**Written problem**
How many lines in this data contain the string "чтобы"? Reply with the number only.

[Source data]
--- BEGIN ---

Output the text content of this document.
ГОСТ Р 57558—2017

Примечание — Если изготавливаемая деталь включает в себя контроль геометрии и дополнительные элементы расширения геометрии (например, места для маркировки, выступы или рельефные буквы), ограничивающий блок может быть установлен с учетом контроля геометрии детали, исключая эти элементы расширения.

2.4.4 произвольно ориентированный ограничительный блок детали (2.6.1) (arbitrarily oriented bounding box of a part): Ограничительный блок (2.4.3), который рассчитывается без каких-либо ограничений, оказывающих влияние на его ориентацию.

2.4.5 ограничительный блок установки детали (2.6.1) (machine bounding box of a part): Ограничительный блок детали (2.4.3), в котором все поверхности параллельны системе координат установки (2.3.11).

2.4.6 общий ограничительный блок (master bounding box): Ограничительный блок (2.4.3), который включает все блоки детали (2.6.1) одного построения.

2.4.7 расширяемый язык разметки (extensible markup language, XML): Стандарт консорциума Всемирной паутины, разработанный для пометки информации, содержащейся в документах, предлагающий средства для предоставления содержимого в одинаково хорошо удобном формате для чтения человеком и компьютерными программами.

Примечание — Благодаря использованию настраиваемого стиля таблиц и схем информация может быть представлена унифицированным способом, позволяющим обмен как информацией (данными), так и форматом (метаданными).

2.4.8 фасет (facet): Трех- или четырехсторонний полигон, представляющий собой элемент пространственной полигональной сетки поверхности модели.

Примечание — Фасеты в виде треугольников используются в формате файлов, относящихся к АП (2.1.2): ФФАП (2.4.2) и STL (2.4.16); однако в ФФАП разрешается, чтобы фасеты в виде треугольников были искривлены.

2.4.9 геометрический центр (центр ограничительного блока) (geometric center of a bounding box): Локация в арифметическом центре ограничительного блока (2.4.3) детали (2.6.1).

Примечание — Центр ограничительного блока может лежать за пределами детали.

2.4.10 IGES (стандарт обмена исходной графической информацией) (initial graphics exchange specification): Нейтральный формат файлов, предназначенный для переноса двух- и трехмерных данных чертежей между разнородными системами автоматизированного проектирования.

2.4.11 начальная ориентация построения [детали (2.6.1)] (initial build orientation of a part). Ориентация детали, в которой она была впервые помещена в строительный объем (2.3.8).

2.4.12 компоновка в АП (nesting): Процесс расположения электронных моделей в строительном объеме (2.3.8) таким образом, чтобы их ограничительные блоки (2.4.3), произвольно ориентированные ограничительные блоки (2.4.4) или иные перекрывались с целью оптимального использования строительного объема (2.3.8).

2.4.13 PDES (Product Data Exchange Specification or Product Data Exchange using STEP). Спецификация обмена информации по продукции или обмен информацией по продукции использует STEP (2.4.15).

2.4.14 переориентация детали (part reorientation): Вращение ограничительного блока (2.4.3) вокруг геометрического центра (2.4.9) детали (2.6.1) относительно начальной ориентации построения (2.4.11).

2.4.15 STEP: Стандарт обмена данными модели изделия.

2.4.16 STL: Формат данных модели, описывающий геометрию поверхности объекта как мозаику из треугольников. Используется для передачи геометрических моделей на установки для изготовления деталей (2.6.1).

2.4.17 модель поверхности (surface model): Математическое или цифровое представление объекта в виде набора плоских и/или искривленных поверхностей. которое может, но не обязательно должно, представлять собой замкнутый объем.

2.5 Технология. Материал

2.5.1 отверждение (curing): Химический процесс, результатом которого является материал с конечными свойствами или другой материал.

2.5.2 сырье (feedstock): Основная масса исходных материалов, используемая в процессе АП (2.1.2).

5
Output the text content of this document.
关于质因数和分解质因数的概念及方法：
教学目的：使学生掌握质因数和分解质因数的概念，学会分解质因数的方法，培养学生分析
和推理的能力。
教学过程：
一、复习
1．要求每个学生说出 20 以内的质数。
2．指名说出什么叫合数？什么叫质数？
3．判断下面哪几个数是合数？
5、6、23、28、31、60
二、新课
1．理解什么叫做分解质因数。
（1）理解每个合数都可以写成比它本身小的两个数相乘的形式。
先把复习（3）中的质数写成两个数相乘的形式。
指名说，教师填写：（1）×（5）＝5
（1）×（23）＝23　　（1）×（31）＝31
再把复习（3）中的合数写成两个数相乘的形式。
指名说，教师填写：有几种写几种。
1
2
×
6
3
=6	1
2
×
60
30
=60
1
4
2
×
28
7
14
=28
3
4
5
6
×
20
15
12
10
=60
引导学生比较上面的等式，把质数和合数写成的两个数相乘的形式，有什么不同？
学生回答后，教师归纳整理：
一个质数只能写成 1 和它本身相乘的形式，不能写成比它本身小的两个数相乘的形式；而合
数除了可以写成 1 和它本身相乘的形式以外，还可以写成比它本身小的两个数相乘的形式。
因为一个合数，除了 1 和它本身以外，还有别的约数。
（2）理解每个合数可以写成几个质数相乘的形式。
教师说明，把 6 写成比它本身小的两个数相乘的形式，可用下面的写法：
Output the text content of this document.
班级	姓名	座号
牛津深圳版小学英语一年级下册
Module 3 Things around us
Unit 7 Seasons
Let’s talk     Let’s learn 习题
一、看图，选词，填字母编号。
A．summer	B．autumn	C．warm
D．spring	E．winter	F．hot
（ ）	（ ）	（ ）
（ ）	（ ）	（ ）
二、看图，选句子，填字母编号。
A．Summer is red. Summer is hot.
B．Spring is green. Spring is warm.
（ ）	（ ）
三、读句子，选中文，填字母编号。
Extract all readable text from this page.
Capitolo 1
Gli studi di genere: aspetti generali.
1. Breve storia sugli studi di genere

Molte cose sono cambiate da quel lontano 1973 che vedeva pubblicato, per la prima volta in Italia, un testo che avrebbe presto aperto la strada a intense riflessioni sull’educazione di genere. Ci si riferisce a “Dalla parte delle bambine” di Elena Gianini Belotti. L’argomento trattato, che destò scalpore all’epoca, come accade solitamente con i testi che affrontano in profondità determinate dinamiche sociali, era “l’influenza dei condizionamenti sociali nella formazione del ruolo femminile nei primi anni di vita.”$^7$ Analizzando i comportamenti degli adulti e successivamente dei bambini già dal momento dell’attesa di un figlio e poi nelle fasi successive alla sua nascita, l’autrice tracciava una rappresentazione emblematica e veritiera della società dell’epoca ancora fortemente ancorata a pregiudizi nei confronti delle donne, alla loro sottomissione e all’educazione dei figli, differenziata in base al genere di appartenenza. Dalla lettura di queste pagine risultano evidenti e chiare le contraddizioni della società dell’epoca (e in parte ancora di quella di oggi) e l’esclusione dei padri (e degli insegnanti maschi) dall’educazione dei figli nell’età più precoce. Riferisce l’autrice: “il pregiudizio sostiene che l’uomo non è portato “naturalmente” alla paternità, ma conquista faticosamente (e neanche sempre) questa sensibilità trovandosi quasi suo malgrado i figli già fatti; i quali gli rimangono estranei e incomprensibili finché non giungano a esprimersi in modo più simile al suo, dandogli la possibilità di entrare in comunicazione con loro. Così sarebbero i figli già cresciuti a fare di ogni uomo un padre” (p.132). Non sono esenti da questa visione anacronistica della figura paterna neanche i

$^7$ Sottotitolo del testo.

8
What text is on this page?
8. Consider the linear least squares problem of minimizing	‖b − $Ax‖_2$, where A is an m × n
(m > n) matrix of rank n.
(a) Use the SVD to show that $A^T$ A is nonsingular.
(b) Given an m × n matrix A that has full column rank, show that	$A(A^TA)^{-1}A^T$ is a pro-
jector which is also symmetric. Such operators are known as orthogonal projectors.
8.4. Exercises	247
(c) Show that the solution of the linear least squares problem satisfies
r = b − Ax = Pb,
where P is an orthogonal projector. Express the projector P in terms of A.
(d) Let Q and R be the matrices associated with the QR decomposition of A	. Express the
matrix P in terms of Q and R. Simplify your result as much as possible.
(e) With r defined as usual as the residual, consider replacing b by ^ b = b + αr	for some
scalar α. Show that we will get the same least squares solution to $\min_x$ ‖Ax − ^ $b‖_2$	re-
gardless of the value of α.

--- END ---

**Answer for the task**
2